> SET PROBLEM A:
According to the article on Nicholas Saunder, whom had he married by the summer of 1585?

> PAGE TEXT:

_ _ _ _ _

Nicholas Saunder, the younger, (1563 - 9 February 1649)

of the Manor of Batailles in Ewell, Surrey,
receiver of stolen goods and alleged thief;
subsequently knighted

Nicholas Saunder described

In his article 'the Owners Of The Manor Of Batailles To The End Of Its Tenure By The Saunder Family' published in Surrey Archaeological Collections Volume 54, 1955, Michael L. Walker provides much information about the Nicholas Saunder who is the subject of this article: -
"The eldest son of Nicholas Saunder and his wife Isabel was named Nicholas. He matriculated at Balliol College at the age of 18 in 1581, two years before his younger brother Henry and likewise, according to Foster's Alumni Oxonienses, preceded Henry to the Inner Temple, both sons thus followed the profession of their father [Inner Temple Admissions - Nicholas (1) admitted 11 May 1557, Nicholas (2), 8 February 1583, & Henry, 1 February 1590]. In the summer of 1585 the list of certified recusants of Ewell included "Mr. Nicholas Saunder gent, the younger and his wife." Nicholas was then only 22 and had already married Elizabeth, the daughter of Richard Blunt, who had owned property in Lambeth. Nicholas was mentioned as a recusant "now to be dealt with" in 1586, but not subsequently. He succeeded to his father's property at the end of the following year (except that which was left for life to Margaret, his stepmother, who was granted the Manor of Batailles) and at once embarked upon a parliamentary career for which he had to conform to the Established Church and submit to the Oath of Supremacy. The sentence in his father's will that to Lord Burghley's "honorable favour, direction and protection I doe comend and comitt my said sonne Nicholas" may have influenced this change of face of Nicholas Saunder junior. The change was complete by January 1591-2, when Lord William Howard, Sir William More and Sir Francis Carew (uncle of Nicholas) informed the Privy Council that Nicholas Saunder was a member of the Surrey Commission for the detection and suppression of the Jesuits. Howard, More and Carew declared that all the ten members of the Surrey Commission were sound and well affected in religion to God and devoted in all duty to the service of Her Majesty. The report to the Privy Council had to disclose whether any of the Commissioners' wives were recusants; no comment was made on any of this report. It is therefore surprising to read in a Declaration of the Knights and Burgesses of Surrey: "And lykewise Sir Nicholas Saunders a Justice of the peace alsoe of the Countye, that ordinarilye he Comethe to the churche and is not suspected anye waye to be popishe, but his wife is of a popishe disposition as we are credibly ynformed."

_ _ _ _ _

> MATERIAL FOR THIS TASK:
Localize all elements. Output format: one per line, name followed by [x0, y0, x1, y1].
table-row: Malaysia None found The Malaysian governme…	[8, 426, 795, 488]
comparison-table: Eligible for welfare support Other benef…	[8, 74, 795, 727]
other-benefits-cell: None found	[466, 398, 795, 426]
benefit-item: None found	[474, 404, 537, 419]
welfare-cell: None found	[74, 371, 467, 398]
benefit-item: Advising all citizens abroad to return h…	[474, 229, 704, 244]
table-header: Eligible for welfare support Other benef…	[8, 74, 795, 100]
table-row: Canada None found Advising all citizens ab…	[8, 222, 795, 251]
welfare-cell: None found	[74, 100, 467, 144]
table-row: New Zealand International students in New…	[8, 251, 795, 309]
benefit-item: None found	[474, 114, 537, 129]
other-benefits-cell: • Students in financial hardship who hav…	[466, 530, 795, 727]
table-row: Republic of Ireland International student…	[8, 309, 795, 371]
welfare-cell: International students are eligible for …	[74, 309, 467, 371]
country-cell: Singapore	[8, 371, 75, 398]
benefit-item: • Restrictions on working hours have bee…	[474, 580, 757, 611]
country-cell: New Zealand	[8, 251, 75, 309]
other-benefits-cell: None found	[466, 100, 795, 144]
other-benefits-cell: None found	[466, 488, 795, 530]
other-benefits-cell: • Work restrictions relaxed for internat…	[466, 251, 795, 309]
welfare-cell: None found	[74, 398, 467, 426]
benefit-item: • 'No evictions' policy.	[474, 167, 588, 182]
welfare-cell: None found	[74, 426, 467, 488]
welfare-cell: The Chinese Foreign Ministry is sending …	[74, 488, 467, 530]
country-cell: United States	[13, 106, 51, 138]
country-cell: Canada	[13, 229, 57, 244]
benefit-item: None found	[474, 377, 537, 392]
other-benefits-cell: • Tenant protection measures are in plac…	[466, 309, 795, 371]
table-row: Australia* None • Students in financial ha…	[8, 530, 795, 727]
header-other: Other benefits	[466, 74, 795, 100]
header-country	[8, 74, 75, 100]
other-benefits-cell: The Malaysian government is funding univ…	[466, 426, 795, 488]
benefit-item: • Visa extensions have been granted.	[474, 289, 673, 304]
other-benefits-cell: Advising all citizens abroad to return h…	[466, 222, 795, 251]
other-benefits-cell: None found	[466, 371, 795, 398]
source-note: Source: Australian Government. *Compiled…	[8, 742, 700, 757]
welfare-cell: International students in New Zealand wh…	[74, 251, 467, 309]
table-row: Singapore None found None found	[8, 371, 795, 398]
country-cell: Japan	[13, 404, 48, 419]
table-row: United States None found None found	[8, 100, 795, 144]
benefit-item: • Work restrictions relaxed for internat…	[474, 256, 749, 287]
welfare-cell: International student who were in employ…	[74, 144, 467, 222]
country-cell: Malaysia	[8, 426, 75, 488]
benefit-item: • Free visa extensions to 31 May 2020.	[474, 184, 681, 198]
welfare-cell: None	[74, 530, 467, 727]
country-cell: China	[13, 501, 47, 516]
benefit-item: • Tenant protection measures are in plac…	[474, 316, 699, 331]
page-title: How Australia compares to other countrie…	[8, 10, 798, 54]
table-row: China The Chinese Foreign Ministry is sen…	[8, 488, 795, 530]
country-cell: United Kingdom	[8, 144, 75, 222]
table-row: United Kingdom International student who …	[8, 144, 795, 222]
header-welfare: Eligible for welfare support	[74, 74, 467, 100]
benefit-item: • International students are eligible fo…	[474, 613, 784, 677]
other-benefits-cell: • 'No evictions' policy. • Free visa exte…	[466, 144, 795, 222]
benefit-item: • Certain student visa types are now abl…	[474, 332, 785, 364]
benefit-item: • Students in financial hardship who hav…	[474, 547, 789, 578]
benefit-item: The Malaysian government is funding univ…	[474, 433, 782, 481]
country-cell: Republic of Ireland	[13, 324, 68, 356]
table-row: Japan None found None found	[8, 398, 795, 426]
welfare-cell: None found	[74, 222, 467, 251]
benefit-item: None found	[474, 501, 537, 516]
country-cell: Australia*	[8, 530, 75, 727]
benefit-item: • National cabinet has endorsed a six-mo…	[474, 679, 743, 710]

_ _ _ _ _

> SET PROBLEM B:
Put the records, from their first line through the line containing "377, 537, 392]", into a JSON list of strings with one string per line, leaving out blank lines.

> CORRECT RESPONSE A:
He had married Elizabeth, the daughter of Richard Blunt.

> CORRECT RESPONSE B:
[
  "Localize all elements. Output format: one per line, name followed by [x0, y0, x1, y1].",
  "table-row: Malaysia None found The Malaysian governme…\t[8, 426, 795, 488]",
  "comparison-table: Eligible for welfare support Other benef…\t[8, 74, 795, 727]",
  "other-benefits-cell: None found\t[466, 398, 795, 426]",
  "benefit-item: None found\t[474, 404, 537, 419]",
  "welfare-cell: None found\t[74, 371, 467, 398]",
  "benefit-item: Advising all citizens abroad to return h…\t[474, 229, 704, 244]",
  "table-header: Eligible for welfare support Other benef…\t[8, 74, 795, 100]",
  "table-row: Canada None found Advising all citizens ab…\t[8, 222, 795, 251]",
  "welfare-cell: None found\t[74, 100, 467, 144]",
  "table-row: New Zealand International students in New…\t[8, 251, 795, 309]",
  "benefit-item: None found\t[474, 114, 537, 129]",
  "other-benefits-cell: • Students in financial hardship who hav…\t[466, 530, 795, 727]",
  "table-row: Republic of Ireland International student…\t[8, 309, 795, 371]",
  "welfare-cell: International students are eligible for …\t[74, 309, 467, 371]",
  "country-cell: Singapore\t[8, 371, 75, 398]",
  "benefit-item: • Restrictions on working hours have bee…\t[474, 580, 757, 611]",
  "country-cell: New Zealand\t[8, 251, 75, 309]",
  "other-benefits-cell: None found\t[466, 100, 795, 144]",
  "other-benefits-cell: None found\t[466, 488, 795, 530]",
  "other-benefits-cell: • Work restrictions relaxed for internat…\t[466, 251, 795, 309]",
  "welfare-cell: None found\t[74, 398, 467, 426]",
  "benefit-item: • 'No evictions' policy.\t[474, 167, 588, 182]",
  "welfare-cell: None found\t[74, 426, 467, 488]",
  "welfare-cell: The Chinese Foreign Ministry is sending …\t[74, 488, 467, 530]",
  "country-cell: United States\t[13, 106, 51, 138]",
  "country-cell: Canada\t[13, 229, 57, 244]",
  "benefit-item: None found\t[474, 377, 537, 392]"
]